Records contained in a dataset
■ ■ ■

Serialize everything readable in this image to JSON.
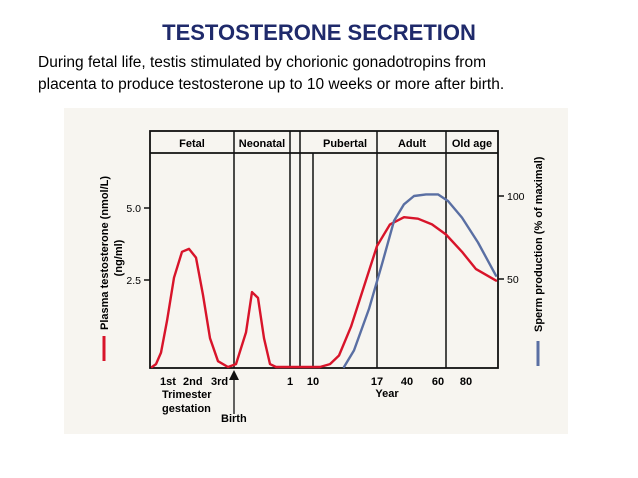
{
  "slide": {
    "title": "TESTOSTERONE SECRETION",
    "subtitle_lines": [
      "During fetal life, testis stimulated by chorionic gonadotropins from",
      "placenta to produce testosterone up to 10 weeks or more after birth."
    ]
  },
  "chart_data": {
    "type": "line",
    "phases": [
      "Fetal",
      "Neonatal",
      "Pubertal",
      "Adult",
      "Old age"
    ],
    "left_axis": {
      "label_line1": "Plasma testosterone (nmol/L)",
      "label_line2": "(ng/ml)",
      "ticks": [
        {
          "value": 2.5,
          "label": "2.5"
        },
        {
          "value": 5.0,
          "label": "5.0"
        }
      ],
      "range": [
        0,
        6
      ]
    },
    "right_axis": {
      "label": "Sperm production (% of maximal)",
      "ticks": [
        {
          "value": 50,
          "label": "50"
        },
        {
          "value": 100,
          "label": "100"
        }
      ],
      "range": [
        0,
        120
      ]
    },
    "x_labels": {
      "trimesters": [
        "1st",
        "2nd",
        "3rd"
      ],
      "trimester_caption_line1": "Trimester",
      "trimester_caption_line2": "gestation",
      "birth": "Birth",
      "years": [
        "1",
        "10",
        "17",
        "40",
        "60",
        "80"
      ],
      "year_caption": "Year"
    },
    "series": [
      {
        "key": "testosterone",
        "color": "#d8142a",
        "axis": "left",
        "values": [
          0,
          0.1,
          0.5,
          1.6,
          3.1,
          4.0,
          4.1,
          3.8,
          2.5,
          1.0,
          0.2,
          0,
          0.1,
          1.2,
          2.6,
          2.4,
          1.0,
          0.1,
          0,
          0,
          0,
          0,
          0.1,
          0.4,
          1.4,
          2.8,
          4.2,
          4.95,
          5.2,
          5.15,
          4.95,
          4.6,
          4.0,
          3.4,
          3.0
        ]
      },
      {
        "key": "sperm",
        "color": "#5a6fa3",
        "axis": "right",
        "values": [
          0,
          10,
          35,
          62,
          88,
          98,
          103,
          104,
          104,
          100,
          90,
          75,
          55
        ]
      }
    ]
  }
}
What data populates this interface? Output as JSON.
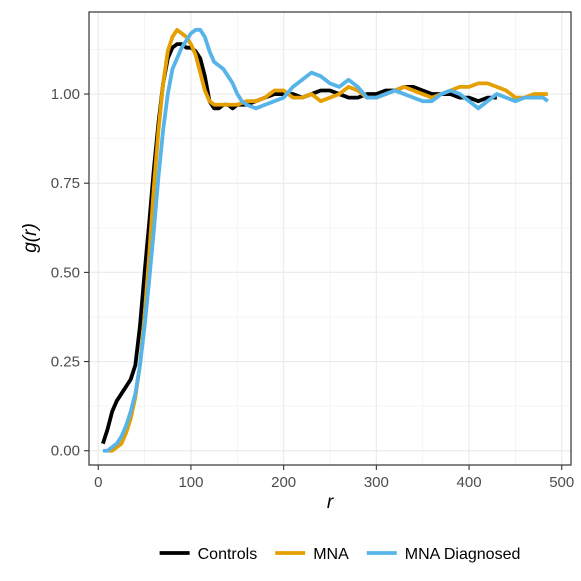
{
  "chart_data": {
    "type": "line",
    "xlabel": "r",
    "ylabel": "g(r)",
    "xlim": [
      -10,
      510
    ],
    "ylim": [
      -0.04,
      1.23
    ],
    "x_ticks": [
      0,
      100,
      200,
      300,
      400,
      500
    ],
    "x_tick_labels": [
      "0",
      "100",
      "200",
      "300",
      "400",
      "500"
    ],
    "y_ticks": [
      0,
      0.25,
      0.5,
      0.75,
      1.0
    ],
    "y_tick_labels": [
      "0.00",
      "0.25",
      "0.50",
      "0.75",
      "1.00"
    ],
    "grid": true,
    "legend_position": "bottom",
    "series": [
      {
        "name": "Controls",
        "color": "#000000",
        "x": [
          5,
          10,
          15,
          20,
          25,
          30,
          35,
          40,
          45,
          50,
          55,
          60,
          65,
          70,
          75,
          80,
          85,
          90,
          95,
          100,
          105,
          110,
          115,
          120,
          125,
          130,
          135,
          140,
          145,
          150,
          160,
          170,
          180,
          190,
          200,
          210,
          220,
          230,
          240,
          250,
          260,
          270,
          280,
          290,
          300,
          310,
          320,
          330,
          340,
          350,
          360,
          370,
          380,
          390,
          400,
          410,
          420,
          430
        ],
        "values": [
          0.02,
          0.06,
          0.11,
          0.14,
          0.16,
          0.18,
          0.2,
          0.24,
          0.35,
          0.5,
          0.64,
          0.79,
          0.92,
          1.03,
          1.1,
          1.13,
          1.14,
          1.14,
          1.13,
          1.13,
          1.12,
          1.1,
          1.05,
          0.98,
          0.96,
          0.96,
          0.97,
          0.97,
          0.96,
          0.97,
          0.97,
          0.98,
          0.99,
          1.0,
          1.0,
          1.0,
          0.99,
          1.0,
          1.01,
          1.01,
          1.0,
          0.99,
          0.99,
          1.0,
          1.0,
          1.01,
          1.01,
          1.02,
          1.02,
          1.01,
          1.0,
          1.0,
          1.0,
          0.99,
          0.99,
          0.98,
          0.99,
          0.99
        ]
      },
      {
        "name": "MNA",
        "color": "#E69F00",
        "x": [
          10,
          15,
          20,
          25,
          30,
          35,
          40,
          45,
          50,
          55,
          60,
          65,
          70,
          75,
          80,
          85,
          90,
          95,
          100,
          105,
          110,
          115,
          120,
          125,
          130,
          140,
          150,
          160,
          170,
          180,
          190,
          200,
          210,
          220,
          230,
          240,
          250,
          260,
          270,
          280,
          290,
          300,
          310,
          320,
          330,
          340,
          350,
          360,
          370,
          380,
          390,
          400,
          410,
          420,
          430,
          440,
          450,
          460,
          470,
          480,
          485
        ],
        "values": [
          0.0,
          0.0,
          0.01,
          0.02,
          0.05,
          0.09,
          0.15,
          0.24,
          0.38,
          0.55,
          0.74,
          0.9,
          1.03,
          1.12,
          1.16,
          1.18,
          1.17,
          1.16,
          1.14,
          1.11,
          1.06,
          1.01,
          0.98,
          0.97,
          0.97,
          0.97,
          0.97,
          0.98,
          0.98,
          0.99,
          1.01,
          1.01,
          0.99,
          0.99,
          1.0,
          0.98,
          0.99,
          1.0,
          1.02,
          1.01,
          0.99,
          0.99,
          1.0,
          1.01,
          1.02,
          1.01,
          1.0,
          0.99,
          1.0,
          1.01,
          1.02,
          1.02,
          1.03,
          1.03,
          1.02,
          1.01,
          0.99,
          0.99,
          1.0,
          1.0,
          1.0
        ]
      },
      {
        "name": "MNA Diagnosed",
        "color": "#56B4E9",
        "x": [
          5,
          10,
          15,
          20,
          25,
          30,
          35,
          40,
          45,
          50,
          55,
          60,
          65,
          70,
          75,
          80,
          85,
          90,
          95,
          100,
          105,
          110,
          115,
          120,
          125,
          130,
          135,
          140,
          145,
          150,
          155,
          160,
          170,
          180,
          190,
          200,
          210,
          220,
          230,
          240,
          250,
          260,
          270,
          280,
          290,
          300,
          310,
          320,
          330,
          340,
          350,
          360,
          370,
          380,
          390,
          400,
          410,
          420,
          430,
          440,
          450,
          460,
          470,
          480,
          485
        ],
        "values": [
          0.0,
          0.0,
          0.01,
          0.02,
          0.04,
          0.07,
          0.11,
          0.16,
          0.24,
          0.35,
          0.48,
          0.62,
          0.77,
          0.9,
          1.0,
          1.07,
          1.1,
          1.13,
          1.15,
          1.17,
          1.18,
          1.18,
          1.16,
          1.12,
          1.09,
          1.08,
          1.07,
          1.05,
          1.03,
          1.0,
          0.98,
          0.97,
          0.96,
          0.97,
          0.98,
          0.99,
          1.02,
          1.04,
          1.06,
          1.05,
          1.03,
          1.02,
          1.04,
          1.02,
          0.99,
          0.99,
          1.0,
          1.01,
          1.0,
          0.99,
          0.98,
          0.98,
          1.0,
          1.01,
          1.0,
          0.98,
          0.96,
          0.98,
          1.0,
          0.99,
          0.98,
          0.99,
          0.99,
          0.99,
          0.98
        ]
      }
    ]
  }
}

■ ■ ■

• Task instructions: Please transcribe the material above exactly as written. Leave the pictures out.

• Answer to this exercise:
Serialize everything readable in this image to JSON.
{
  "slide": {
    "title": "TESTOSTERONE SECRETION",
    "subtitle_lines": [
      "During fetal life, testis stimulated by chorionic gonadotropins from",
      "placenta to produce testosterone up to 10 weeks or more after birth."
    ]
  },
  "chart_data": {
    "type": "line",
    "phases": [
      "Fetal",
      "Neonatal",
      "Pubertal",
      "Adult",
      "Old age"
    ],
    "left_axis": {
      "label_line1": "Plasma testosterone (nmol/L)",
      "label_line2": "(ng/ml)",
      "ticks": [
        {
          "value": 2.5,
          "label": "2.5"
        },
        {
          "value": 5.0,
          "label": "5.0"
        }
      ],
      "range": [
        0,
        6
      ]
    },
    "right_axis": {
      "label": "Sperm production (% of maximal)",
      "ticks": [
        {
          "value": 50,
          "label": "50"
        },
        {
          "value": 100,
          "label": "100"
        }
      ],
      "range": [
        0,
        120
      ]
    },
    "x_labels": {
      "trimesters": [
        "1st",
        "2nd",
        "3rd"
      ],
      "trimester_caption_line1": "Trimester",
      "trimester_caption_line2": "gestation",
      "birth": "Birth",
      "years": [
        "1",
        "10",
        "17",
        "40",
        "60",
        "80"
      ],
      "year_caption": "Year"
    },
    "series": [
      {
        "key": "testosterone",
        "color": "#d8142a",
        "axis": "left",
        "values": [
          0,
          0.1,
          0.5,
          1.6,
          3.1,
          4.0,
          4.1,
          3.8,
          2.5,
          1.0,
          0.2,
          0,
          0.1,
          1.2,
          2.6,
          2.4,
          1.0,
          0.1,
          0,
          0,
          0,
          0,
          0.1,
          0.4,
          1.4,
          2.8,
          4.2,
          4.95,
          5.2,
          5.15,
          4.95,
          4.6,
          4.0,
          3.4,
          3.0
        ]
      },
      {
        "key": "sperm",
        "color": "#5a6fa3",
        "axis": "right",
        "values": [
          0,
          10,
          35,
          62,
          88,
          98,
          103,
          104,
          104,
          100,
          90,
          75,
          55
        ]
      }
    ]
  }
}
What data populates this interface? Output as JSON.
{
  "chart_data": {
    "type": "line",
    "xlabel": "r",
    "ylabel": "g(r)",
    "xlim": [
      -10,
      510
    ],
    "ylim": [
      -0.04,
      1.23
    ],
    "x_ticks": [
      0,
      100,
      200,
      300,
      400,
      500
    ],
    "x_tick_labels": [
      "0",
      "100",
      "200",
      "300",
      "400",
      "500"
    ],
    "y_ticks": [
      0,
      0.25,
      0.5,
      0.75,
      1.0
    ],
    "y_tick_labels": [
      "0.00",
      "0.25",
      "0.50",
      "0.75",
      "1.00"
    ],
    "grid": true,
    "legend_position": "bottom",
    "series": [
      {
        "name": "Controls",
        "color": "#000000",
        "x": [
          5,
          10,
          15,
          20,
          25,
          30,
          35,
          40,
          45,
          50,
          55,
          60,
          65,
          70,
          75,
          80,
          85,
          90,
          95,
          100,
          105,
          110,
          115,
          120,
          125,
          130,
          135,
          140,
          145,
          150,
          160,
          170,
          180,
          190,
          200,
          210,
          220,
          230,
          240,
          250,
          260,
          270,
          280,
          290,
          300,
          310,
          320,
          330,
          340,
          350,
          360,
          370,
          380,
          390,
          400,
          410,
          420,
          430
        ],
        "values": [
          0.02,
          0.06,
          0.11,
          0.14,
          0.16,
          0.18,
          0.2,
          0.24,
          0.35,
          0.5,
          0.64,
          0.79,
          0.92,
          1.03,
          1.1,
          1.13,
          1.14,
          1.14,
          1.13,
          1.13,
          1.12,
          1.1,
          1.05,
          0.98,
          0.96,
          0.96,
          0.97,
          0.97,
          0.96,
          0.97,
          0.97,
          0.98,
          0.99,
          1.0,
          1.0,
          1.0,
          0.99,
          1.0,
          1.01,
          1.01,
          1.0,
          0.99,
          0.99,
          1.0,
          1.0,
          1.01,
          1.01,
          1.02,
          1.02,
          1.01,
          1.0,
          1.0,
          1.0,
          0.99,
          0.99,
          0.98,
          0.99,
          0.99
        ]
      },
      {
        "name": "MNA",
        "color": "#E69F00",
        "x": [
          10,
          15,
          20,
          25,
          30,
          35,
          40,
          45,
          50,
          55,
          60,
          65,
          70,
          75,
          80,
          85,
          90,
          95,
          100,
          105,
          110,
          115,
          120,
          125,
          130,
          140,
          150,
          160,
          170,
          180,
          190,
          200,
          210,
          220,
          230,
          240,
          250,
          260,
          270,
          280,
          290,
          300,
          310,
          320,
          330,
          340,
          350,
          360,
          370,
          380,
          390,
          400,
          410,
          420,
          430,
          440,
          450,
          460,
          470,
          480,
          485
        ],
        "values": [
          0.0,
          0.0,
          0.01,
          0.02,
          0.05,
          0.09,
          0.15,
          0.24,
          0.38,
          0.55,
          0.74,
          0.9,
          1.03,
          1.12,
          1.16,
          1.18,
          1.17,
          1.16,
          1.14,
          1.11,
          1.06,
          1.01,
          0.98,
          0.97,
          0.97,
          0.97,
          0.97,
          0.98,
          0.98,
          0.99,
          1.01,
          1.01,
          0.99,
          0.99,
          1.0,
          0.98,
          0.99,
          1.0,
          1.02,
          1.01,
          0.99,
          0.99,
          1.0,
          1.01,
          1.02,
          1.01,
          1.0,
          0.99,
          1.0,
          1.01,
          1.02,
          1.02,
          1.03,
          1.03,
          1.02,
          1.01,
          0.99,
          0.99,
          1.0,
          1.0,
          1.0
        ]
      },
      {
        "name": "MNA Diagnosed",
        "color": "#56B4E9",
        "x": [
          5,
          10,
          15,
          20,
          25,
          30,
          35,
          40,
          45,
          50,
          55,
          60,
          65,
          70,
          75,
          80,
          85,
          90,
          95,
          100,
          105,
          110,
          115,
          120,
          125,
          130,
          135,
          140,
          145,
          150,
          155,
          160,
          170,
          180,
          190,
          200,
          210,
          220,
          230,
          240,
          250,
          260,
          270,
          280,
          290,
          300,
          310,
          320,
          330,
          340,
          350,
          360,
          370,
          380,
          390,
          400,
          410,
          420,
          430,
          440,
          450,
          460,
          470,
          480,
          485
        ],
        "values": [
          0.0,
          0.0,
          0.01,
          0.02,
          0.04,
          0.07,
          0.11,
          0.16,
          0.24,
          0.35,
          0.48,
          0.62,
          0.77,
          0.9,
          1.0,
          1.07,
          1.1,
          1.13,
          1.15,
          1.17,
          1.18,
          1.18,
          1.16,
          1.12,
          1.09,
          1.08,
          1.07,
          1.05,
          1.03,
          1.0,
          0.98,
          0.97,
          0.96,
          0.97,
          0.98,
          0.99,
          1.02,
          1.04,
          1.06,
          1.05,
          1.03,
          1.02,
          1.04,
          1.02,
          0.99,
          0.99,
          1.0,
          1.01,
          1.0,
          0.99,
          0.98,
          0.98,
          1.0,
          1.01,
          1.0,
          0.98,
          0.96,
          0.98,
          1.0,
          0.99,
          0.98,
          0.99,
          0.99,
          0.99,
          0.98
        ]
      }
    ]
  }
}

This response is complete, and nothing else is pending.